Data tied to figure images

==================================================

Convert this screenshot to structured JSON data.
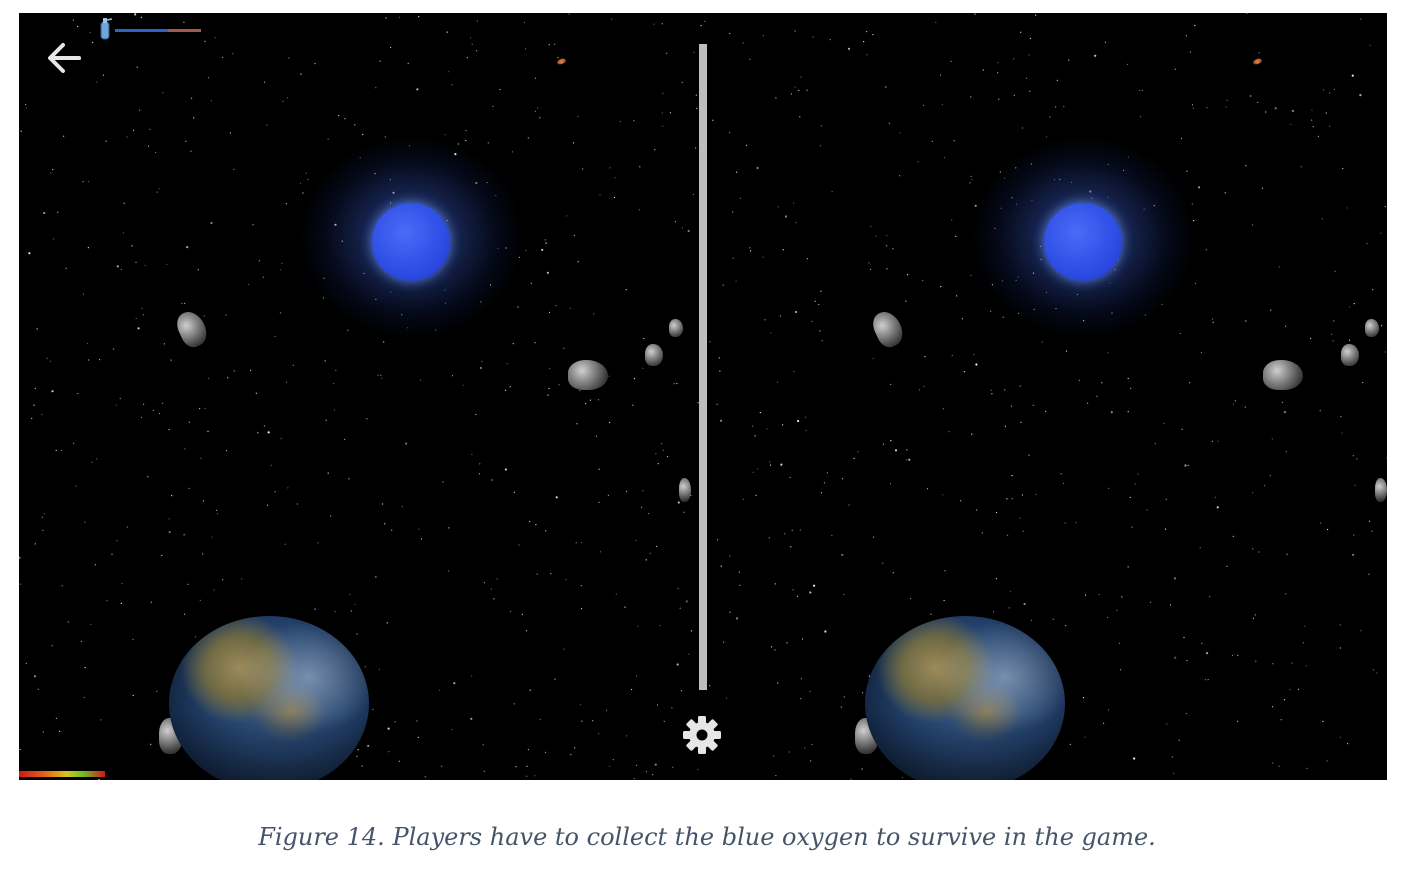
{
  "game": {
    "view_mode": "stereoscopic VR split view",
    "back_icon": "arrow-left-icon",
    "settings_icon": "gear-icon",
    "oxygen_icon": "oxygen-tank-icon",
    "oxygen_level": 0.62,
    "colors": {
      "background": "#000000",
      "oxygen_orb": "#2f4fe6",
      "divider": "#bdbdbd",
      "ui_icons": "#e6e6e6"
    }
  },
  "caption": {
    "text": "Figure 14. Players have to collect the blue oxygen to survive in the game."
  }
}
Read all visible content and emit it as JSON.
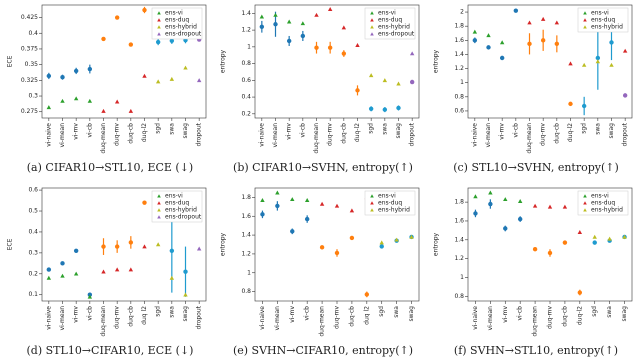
{
  "chart_data": [
    {
      "type": "dot",
      "caption": "(a) CIFAR10→STL10, ECE (↓)",
      "ylabel": "ECE",
      "legend": "upper right",
      "categories": [
        "vi-naive",
        "vi-mean",
        "vi-mv",
        "vi-cb",
        "duq-mean",
        "duq-mv",
        "duq-cb",
        "duq-l2",
        "sgd",
        "swa",
        "swag",
        "dropout"
      ],
      "values": [
        0.332,
        0.33,
        0.34,
        0.343,
        0.391,
        0.425,
        0.382,
        0.437,
        0.386,
        0.388,
        0.389,
        0.39
      ],
      "errors": [
        0.005,
        0.004,
        0.005,
        0.007,
        0.002,
        0.002,
        0.002,
        0.005,
        0.005,
        0.005,
        0.005,
        0.002
      ],
      "point_colors": [
        "#1f77b4",
        "#1f77b4",
        "#1f77b4",
        "#1f77b4",
        "#ff7f0e",
        "#ff7f0e",
        "#ff7f0e",
        "#ff7f0e",
        "#1f9bcf",
        "#1f9bcf",
        "#1f9bcf",
        "#9467bd"
      ],
      "ylim": [
        0.265,
        0.445
      ],
      "yticks": [
        0.275,
        0.3,
        0.325,
        0.35,
        0.375,
        0.4,
        0.425
      ],
      "series": [
        {
          "name": "ens-vi",
          "color": "#2ca02c",
          "values": [
            0.282,
            0.292,
            0.296,
            0.292,
            null,
            null,
            null,
            null,
            null,
            null,
            null,
            null
          ]
        },
        {
          "name": "ens-duq",
          "color": "#d62728",
          "values": [
            null,
            null,
            null,
            null,
            0.276,
            0.291,
            0.276,
            0.332,
            null,
            null,
            null,
            null
          ]
        },
        {
          "name": "ens-hybrid",
          "color": "#bcbd22",
          "values": [
            null,
            null,
            null,
            null,
            null,
            null,
            null,
            null,
            0.323,
            0.327,
            0.345,
            null
          ]
        },
        {
          "name": "ens-dropout",
          "color": "#9467bd",
          "values": [
            null,
            null,
            null,
            null,
            null,
            null,
            null,
            null,
            null,
            null,
            null,
            0.325
          ]
        }
      ]
    },
    {
      "type": "dot",
      "caption": "(b) CIFAR10→SVHN, entropy(↑)",
      "ylabel": "entropy",
      "legend": "upper right",
      "categories": [
        "vi-naive",
        "vi-mean",
        "vi-mv",
        "vi-cb",
        "duq-mean",
        "duq-mv",
        "duq-cb",
        "duq-l2",
        "sgd",
        "swa",
        "swag",
        "dropout"
      ],
      "values": [
        1.24,
        1.27,
        1.07,
        1.13,
        0.99,
        0.99,
        0.92,
        0.48,
        0.26,
        0.25,
        0.27,
        0.58
      ],
      "errors": [
        0.07,
        0.15,
        0.06,
        0.06,
        0.07,
        0.07,
        0.04,
        0.06,
        0.03,
        0.03,
        0.03,
        0.01
      ],
      "point_colors": [
        "#1f77b4",
        "#1f77b4",
        "#1f77b4",
        "#1f77b4",
        "#ff7f0e",
        "#ff7f0e",
        "#ff7f0e",
        "#ff7f0e",
        "#1f9bcf",
        "#1f9bcf",
        "#1f9bcf",
        "#9467bd"
      ],
      "ylim": [
        0.15,
        1.5
      ],
      "yticks": [
        0.2,
        0.4,
        0.6,
        0.8,
        1.0,
        1.2,
        1.4
      ],
      "series": [
        {
          "name": "ens-vi",
          "color": "#2ca02c",
          "values": [
            1.36,
            1.38,
            1.3,
            1.28,
            null,
            null,
            null,
            null,
            null,
            null,
            null,
            null
          ]
        },
        {
          "name": "ens-duq",
          "color": "#d62728",
          "values": [
            null,
            null,
            null,
            null,
            1.38,
            1.45,
            1.23,
            1.02,
            null,
            null,
            null,
            null
          ]
        },
        {
          "name": "ens-hybrid",
          "color": "#bcbd22",
          "values": [
            null,
            null,
            null,
            null,
            null,
            null,
            null,
            null,
            0.66,
            0.6,
            0.56,
            null
          ]
        },
        {
          "name": "ens-dropout",
          "color": "#9467bd",
          "values": [
            null,
            null,
            null,
            null,
            null,
            null,
            null,
            null,
            null,
            null,
            null,
            0.92
          ]
        }
      ]
    },
    {
      "type": "dot",
      "caption": "(c) STL10→SVHN, entropy(↑)",
      "ylabel": "entropy",
      "legend": "upper right",
      "categories": [
        "vi-naive",
        "vi-mean",
        "vi-mv",
        "vi-cb",
        "duq-mean",
        "duq-mv",
        "duq-cb",
        "duq-l2",
        "sgd",
        "swa",
        "swag",
        "dropout"
      ],
      "values": [
        1.6,
        1.5,
        1.35,
        2.02,
        1.55,
        1.6,
        1.55,
        0.7,
        0.67,
        1.35,
        1.57,
        0.82
      ],
      "errors": [
        0.04,
        0.02,
        0.03,
        0.01,
        0.15,
        0.15,
        0.12,
        0.02,
        0.13,
        0.45,
        0.25,
        0.03
      ],
      "point_colors": [
        "#1f77b4",
        "#1f77b4",
        "#1f77b4",
        "#1f77b4",
        "#ff7f0e",
        "#ff7f0e",
        "#ff7f0e",
        "#ff7f0e",
        "#1f9bcf",
        "#1f9bcf",
        "#1f9bcf",
        "#9467bd"
      ],
      "ylim": [
        0.5,
        2.1
      ],
      "yticks": [
        0.6,
        0.8,
        1.0,
        1.2,
        1.4,
        1.6,
        1.8,
        2.0
      ],
      "series": [
        {
          "name": "ens-vi",
          "color": "#2ca02c",
          "values": [
            1.72,
            1.67,
            1.57,
            null,
            null,
            null,
            null,
            null,
            null,
            null,
            null,
            null
          ]
        },
        {
          "name": "ens-duq",
          "color": "#d62728",
          "values": [
            null,
            null,
            null,
            null,
            1.85,
            1.9,
            1.85,
            1.27,
            null,
            null,
            null,
            1.45
          ]
        },
        {
          "name": "ens-hybrid",
          "color": "#bcbd22",
          "values": [
            null,
            null,
            null,
            null,
            null,
            null,
            null,
            null,
            1.25,
            1.3,
            1.25,
            null
          ]
        }
      ]
    },
    {
      "type": "dot",
      "caption": "(d) STL10→CIFAR10, ECE (↓)",
      "ylabel": "ECE",
      "legend": "upper right",
      "categories": [
        "vi-naive",
        "vi-mean",
        "vi-mv",
        "vi-cb",
        "duq-mean",
        "duq-mv",
        "duq-cb",
        "duq l2",
        "sgd",
        "swa",
        "swag",
        "dropout"
      ],
      "values": [
        0.22,
        0.25,
        0.31,
        0.1,
        0.33,
        0.33,
        0.35,
        0.54,
        0.56,
        0.31,
        0.21,
        0.46
      ],
      "errors": [
        0.005,
        0.005,
        0.005,
        0.01,
        0.04,
        0.03,
        0.03,
        0.005,
        0.02,
        0.2,
        0.12,
        0.005
      ],
      "point_colors": [
        "#1f77b4",
        "#1f77b4",
        "#1f77b4",
        "#1f77b4",
        "#ff7f0e",
        "#ff7f0e",
        "#ff7f0e",
        "#ff7f0e",
        "#1f9bcf",
        "#1f9bcf",
        "#1f9bcf",
        "#9467bd"
      ],
      "ylim": [
        0.07,
        0.61
      ],
      "yticks": [
        0.1,
        0.2,
        0.3,
        0.4,
        0.5,
        0.6
      ],
      "series": [
        {
          "name": "ens-vi",
          "color": "#2ca02c",
          "values": [
            0.18,
            0.19,
            0.2,
            0.09,
            null,
            null,
            null,
            null,
            null,
            null,
            null,
            null
          ]
        },
        {
          "name": "ens-duq",
          "color": "#d62728",
          "values": [
            null,
            null,
            null,
            null,
            0.21,
            0.22,
            0.22,
            0.33,
            null,
            null,
            null,
            null
          ]
        },
        {
          "name": "ens-hybrid",
          "color": "#bcbd22",
          "values": [
            null,
            null,
            null,
            null,
            null,
            null,
            null,
            null,
            0.34,
            0.18,
            0.1,
            null
          ]
        },
        {
          "name": "ens-dropout",
          "color": "#9467bd",
          "values": [
            null,
            null,
            null,
            null,
            null,
            null,
            null,
            null,
            null,
            null,
            null,
            0.32
          ]
        }
      ]
    },
    {
      "type": "dot",
      "caption": "(e) SVHN→CIFAR10, entropy(↑)",
      "ylabel": "entropy",
      "legend": "upper right",
      "categories": [
        "vi-naive",
        "vi-mean",
        "vi-mv",
        "vi-cb",
        "duq-mean",
        "duq-mv",
        "duq-cb",
        "duq l2",
        "sgd",
        "swa",
        "swag"
      ],
      "values": [
        1.62,
        1.71,
        1.44,
        1.57,
        1.27,
        1.21,
        1.37,
        0.77,
        1.28,
        1.34,
        1.38
      ],
      "errors": [
        0.04,
        0.05,
        0.03,
        0.04,
        0.02,
        0.04,
        0.02,
        0.03,
        0.02,
        0.01,
        0.01
      ],
      "point_colors": [
        "#1f77b4",
        "#1f77b4",
        "#1f77b4",
        "#1f77b4",
        "#ff7f0e",
        "#ff7f0e",
        "#ff7f0e",
        "#ff7f0e",
        "#1f9bcf",
        "#1f9bcf",
        "#1f9bcf"
      ],
      "ylim": [
        0.7,
        1.9
      ],
      "yticks": [
        0.8,
        1.0,
        1.2,
        1.4,
        1.6,
        1.8
      ],
      "series": [
        {
          "name": "ens-vi",
          "color": "#2ca02c",
          "values": [
            1.77,
            1.85,
            1.78,
            1.77,
            null,
            null,
            null,
            null,
            null,
            null,
            null
          ]
        },
        {
          "name": "ens-duq",
          "color": "#d62728",
          "values": [
            null,
            null,
            null,
            null,
            1.73,
            1.71,
            1.66,
            1.8,
            null,
            null,
            null
          ]
        },
        {
          "name": "ens-hybrid",
          "color": "#bcbd22",
          "values": [
            null,
            null,
            null,
            null,
            null,
            null,
            null,
            null,
            1.32,
            1.35,
            1.38
          ]
        }
      ]
    },
    {
      "type": "dot",
      "caption": "(f) SVHN→STL10, entropy(↑)",
      "ylabel": "entropy",
      "legend": "upper right",
      "categories": [
        "vi-naive",
        "vi-mean",
        "vi-mv",
        "vi-cb",
        "duq-mean",
        "duq-mv",
        "duq-cb",
        "duq-l2",
        "sgd",
        "swa",
        "swag"
      ],
      "values": [
        1.68,
        1.78,
        1.52,
        1.62,
        1.3,
        1.26,
        1.37,
        0.84,
        1.37,
        1.39,
        1.43
      ],
      "errors": [
        0.04,
        0.05,
        0.03,
        0.03,
        0.02,
        0.04,
        0.02,
        0.03,
        0.02,
        0.01,
        0.01
      ],
      "point_colors": [
        "#1f77b4",
        "#1f77b4",
        "#1f77b4",
        "#1f77b4",
        "#ff7f0e",
        "#ff7f0e",
        "#ff7f0e",
        "#ff7f0e",
        "#1f9bcf",
        "#1f9bcf",
        "#1f9bcf"
      ],
      "ylim": [
        0.75,
        1.95
      ],
      "yticks": [
        0.8,
        1.0,
        1.2,
        1.4,
        1.6,
        1.8
      ],
      "series": [
        {
          "name": "ens-vi",
          "color": "#2ca02c",
          "values": [
            1.86,
            1.9,
            1.83,
            1.81,
            null,
            null,
            null,
            null,
            null,
            null,
            null
          ]
        },
        {
          "name": "ens-duq",
          "color": "#d62728",
          "values": [
            null,
            null,
            null,
            null,
            1.76,
            1.75,
            1.75,
            1.48,
            null,
            null,
            null
          ]
        },
        {
          "name": "ens-hybrid",
          "color": "#bcbd22",
          "values": [
            null,
            null,
            null,
            null,
            null,
            null,
            null,
            null,
            1.43,
            1.41,
            1.43
          ]
        }
      ]
    }
  ]
}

==================================================

Directive: Read the entries and show each line that mentions "caption".

The completed task:
  "caption": {
      "caption": "(a) CIFAR10→STL10, ECE (↓)",
      "caption": "(b) CIFAR10→SVHN, entropy(↑)",
      "caption": "(c) STL10→SVHN, entropy(↑)",
      "caption": "(d) STL10→CIFAR10, ECE (↓)",
      "caption": "(e) SVHN→CIFAR10, entropy(↑)",
      "caption": "(f) SVHN→STL10, entropy(↑)",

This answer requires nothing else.